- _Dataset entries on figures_
┌──

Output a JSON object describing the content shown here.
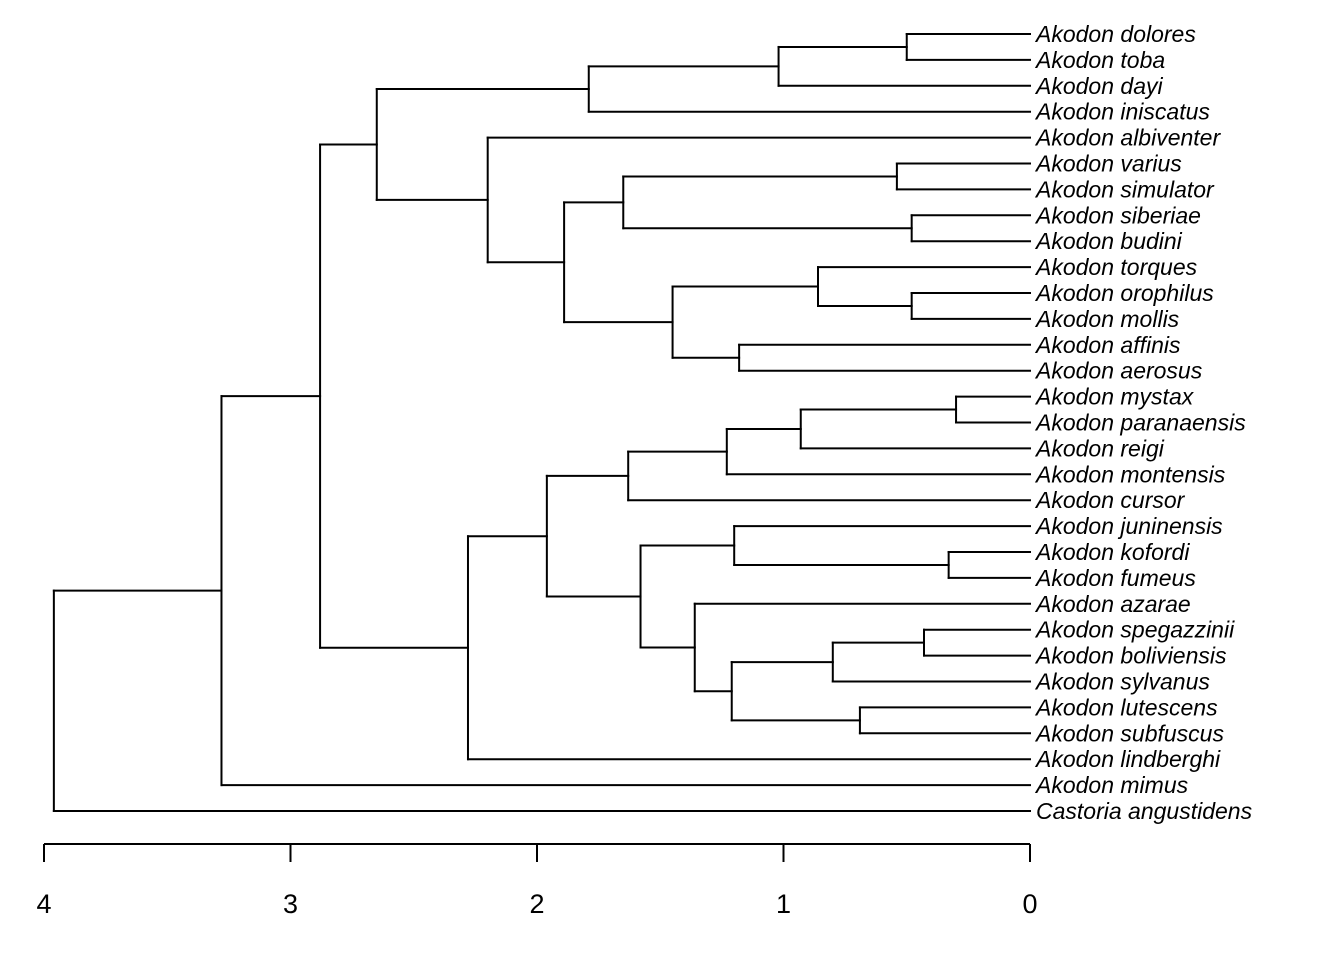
{
  "chart_data": {
    "type": "dendrogram",
    "title": "",
    "xlabel": "",
    "x_axis": {
      "ticks": [
        4,
        3,
        2,
        1,
        0
      ],
      "tick_labels": [
        "4",
        "3",
        "2",
        "1",
        "0"
      ],
      "direction": "reversed",
      "range": [
        4,
        0
      ]
    },
    "grid": false,
    "legend": "none",
    "tips": [
      "Akodon dolores",
      "Akodon toba",
      "Akodon dayi",
      "Akodon iniscatus",
      "Akodon albiventer",
      "Akodon varius",
      "Akodon simulator",
      "Akodon siberiae",
      "Akodon budini",
      "Akodon torques",
      "Akodon orophilus",
      "Akodon mollis",
      "Akodon affinis",
      "Akodon aerosus",
      "Akodon mystax",
      "Akodon paranaensis",
      "Akodon reigi",
      "Akodon montensis",
      "Akodon cursor",
      "Akodon juninensis",
      "Akodon kofordi",
      "Akodon fumeus",
      "Akodon azarae",
      "Akodon spegazzinii",
      "Akodon boliviensis",
      "Akodon sylvanus",
      "Akodon lutescens",
      "Akodon subfuscus",
      "Akodon lindberghi",
      "Akodon mimus",
      "Castoria angustidens"
    ],
    "tree": {
      "h": 3.96,
      "children": [
        {
          "h": 3.28,
          "children": [
            {
              "h": 2.88,
              "children": [
                {
                  "h": 2.65,
                  "children": [
                    {
                      "h": 1.79,
                      "children": [
                        {
                          "h": 1.02,
                          "children": [
                            {
                              "h": 0.5,
                              "children": [
                                {
                                  "tip": 0
                                },
                                {
                                  "tip": 1
                                }
                              ]
                            },
                            {
                              "tip": 2
                            }
                          ]
                        },
                        {
                          "tip": 3
                        }
                      ]
                    },
                    {
                      "h": 2.2,
                      "children": [
                        {
                          "tip": 4
                        },
                        {
                          "h": 1.89,
                          "children": [
                            {
                              "h": 1.65,
                              "children": [
                                {
                                  "h": 0.54,
                                  "children": [
                                    {
                                      "tip": 5
                                    },
                                    {
                                      "tip": 6
                                    }
                                  ]
                                },
                                {
                                  "h": 0.48,
                                  "children": [
                                    {
                                      "tip": 7
                                    },
                                    {
                                      "tip": 8
                                    }
                                  ]
                                }
                              ]
                            },
                            {
                              "h": 1.45,
                              "children": [
                                {
                                  "h": 0.86,
                                  "children": [
                                    {
                                      "tip": 9
                                    },
                                    {
                                      "h": 0.48,
                                      "children": [
                                        {
                                          "tip": 10
                                        },
                                        {
                                          "tip": 11
                                        }
                                      ]
                                    }
                                  ]
                                },
                                {
                                  "h": 1.18,
                                  "children": [
                                    {
                                      "tip": 12
                                    },
                                    {
                                      "tip": 13
                                    }
                                  ]
                                }
                              ]
                            }
                          ]
                        }
                      ]
                    }
                  ]
                },
                {
                  "h": 2.28,
                  "children": [
                    {
                      "h": 1.96,
                      "children": [
                        {
                          "h": 1.63,
                          "children": [
                            {
                              "h": 1.23,
                              "children": [
                                {
                                  "h": 0.93,
                                  "children": [
                                    {
                                      "h": 0.3,
                                      "children": [
                                        {
                                          "tip": 14
                                        },
                                        {
                                          "tip": 15
                                        }
                                      ]
                                    },
                                    {
                                      "tip": 16
                                    }
                                  ]
                                },
                                {
                                  "tip": 17
                                }
                              ]
                            },
                            {
                              "tip": 18
                            }
                          ]
                        },
                        {
                          "h": 1.58,
                          "children": [
                            {
                              "h": 1.2,
                              "children": [
                                {
                                  "tip": 19
                                },
                                {
                                  "h": 0.33,
                                  "children": [
                                    {
                                      "tip": 20
                                    },
                                    {
                                      "tip": 21
                                    }
                                  ]
                                }
                              ]
                            },
                            {
                              "h": 1.36,
                              "children": [
                                {
                                  "tip": 22
                                },
                                {
                                  "h": 1.21,
                                  "children": [
                                    {
                                      "h": 0.8,
                                      "children": [
                                        {
                                          "h": 0.43,
                                          "children": [
                                            {
                                              "tip": 23
                                            },
                                            {
                                              "tip": 24
                                            }
                                          ]
                                        },
                                        {
                                          "tip": 25
                                        }
                                      ]
                                    },
                                    {
                                      "h": 0.69,
                                      "children": [
                                        {
                                          "tip": 26
                                        },
                                        {
                                          "tip": 27
                                        }
                                      ]
                                    }
                                  ]
                                }
                              ]
                            }
                          ]
                        }
                      ]
                    },
                    {
                      "tip": 28
                    }
                  ]
                }
              ]
            },
            {
              "tip": 29
            }
          ]
        },
        {
          "tip": 30
        }
      ]
    }
  }
}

└──

- _What is needed_
Transcribe the records verbatim and omit the images.

- _Solution to the problem_
Output a JSON object describing the content shown here.
{
  "chart_data": {
    "type": "dendrogram",
    "title": "",
    "xlabel": "",
    "x_axis": {
      "ticks": [
        4,
        3,
        2,
        1,
        0
      ],
      "tick_labels": [
        "4",
        "3",
        "2",
        "1",
        "0"
      ],
      "direction": "reversed",
      "range": [
        4,
        0
      ]
    },
    "grid": false,
    "legend": "none",
    "tips": [
      "Akodon dolores",
      "Akodon toba",
      "Akodon dayi",
      "Akodon iniscatus",
      "Akodon albiventer",
      "Akodon varius",
      "Akodon simulator",
      "Akodon siberiae",
      "Akodon budini",
      "Akodon torques",
      "Akodon orophilus",
      "Akodon mollis",
      "Akodon affinis",
      "Akodon aerosus",
      "Akodon mystax",
      "Akodon paranaensis",
      "Akodon reigi",
      "Akodon montensis",
      "Akodon cursor",
      "Akodon juninensis",
      "Akodon kofordi",
      "Akodon fumeus",
      "Akodon azarae",
      "Akodon spegazzinii",
      "Akodon boliviensis",
      "Akodon sylvanus",
      "Akodon lutescens",
      "Akodon subfuscus",
      "Akodon lindberghi",
      "Akodon mimus",
      "Castoria angustidens"
    ],
    "tree": {
      "h": 3.96,
      "children": [
        {
          "h": 3.28,
          "children": [
            {
              "h": 2.88,
              "children": [
                {
                  "h": 2.65,
                  "children": [
                    {
                      "h": 1.79,
                      "children": [
                        {
                          "h": 1.02,
                          "children": [
                            {
                              "h": 0.5,
                              "children": [
                                {
                                  "tip": 0
                                },
                                {
                                  "tip": 1
                                }
                              ]
                            },
                            {
                              "tip": 2
                            }
                          ]
                        },
                        {
                          "tip": 3
                        }
                      ]
                    },
                    {
                      "h": 2.2,
                      "children": [
                        {
                          "tip": 4
                        },
                        {
                          "h": 1.89,
                          "children": [
                            {
                              "h": 1.65,
                              "children": [
                                {
                                  "h": 0.54,
                                  "children": [
                                    {
                                      "tip": 5
                                    },
                                    {
                                      "tip": 6
                                    }
                                  ]
                                },
                                {
                                  "h": 0.48,
                                  "children": [
                                    {
                                      "tip": 7
                                    },
                                    {
                                      "tip": 8
                                    }
                                  ]
                                }
                              ]
                            },
                            {
                              "h": 1.45,
                              "children": [
                                {
                                  "h": 0.86,
                                  "children": [
                                    {
                                      "tip": 9
                                    },
                                    {
                                      "h": 0.48,
                                      "children": [
                                        {
                                          "tip": 10
                                        },
                                        {
                                          "tip": 11
                                        }
                                      ]
                                    }
                                  ]
                                },
                                {
                                  "h": 1.18,
                                  "children": [
                                    {
                                      "tip": 12
                                    },
                                    {
                                      "tip": 13
                                    }
                                  ]
                                }
                              ]
                            }
                          ]
                        }
                      ]
                    }
                  ]
                },
                {
                  "h": 2.28,
                  "children": [
                    {
                      "h": 1.96,
                      "children": [
                        {
                          "h": 1.63,
                          "children": [
                            {
                              "h": 1.23,
                              "children": [
                                {
                                  "h": 0.93,
                                  "children": [
                                    {
                                      "h": 0.3,
                                      "children": [
                                        {
                                          "tip": 14
                                        },
                                        {
                                          "tip": 15
                                        }
                                      ]
                                    },
                                    {
                                      "tip": 16
                                    }
                                  ]
                                },
                                {
                                  "tip": 17
                                }
                              ]
                            },
                            {
                              "tip": 18
                            }
                          ]
                        },
                        {
                          "h": 1.58,
                          "children": [
                            {
                              "h": 1.2,
                              "children": [
                                {
                                  "tip": 19
                                },
                                {
                                  "h": 0.33,
                                  "children": [
                                    {
                                      "tip": 20
                                    },
                                    {
                                      "tip": 21
                                    }
                                  ]
                                }
                              ]
                            },
                            {
                              "h": 1.36,
                              "children": [
                                {
                                  "tip": 22
                                },
                                {
                                  "h": 1.21,
                                  "children": [
                                    {
                                      "h": 0.8,
                                      "children": [
                                        {
                                          "h": 0.43,
                                          "children": [
                                            {
                                              "tip": 23
                                            },
                                            {
                                              "tip": 24
                                            }
                                          ]
                                        },
                                        {
                                          "tip": 25
                                        }
                                      ]
                                    },
                                    {
                                      "h": 0.69,
                                      "children": [
                                        {
                                          "tip": 26
                                        },
                                        {
                                          "tip": 27
                                        }
                                      ]
                                    }
                                  ]
                                }
                              ]
                            }
                          ]
                        }
                      ]
                    },
                    {
                      "tip": 28
                    }
                  ]
                }
              ]
            },
            {
              "tip": 29
            }
          ]
        },
        {
          "tip": 30
        }
      ]
    }
  }
}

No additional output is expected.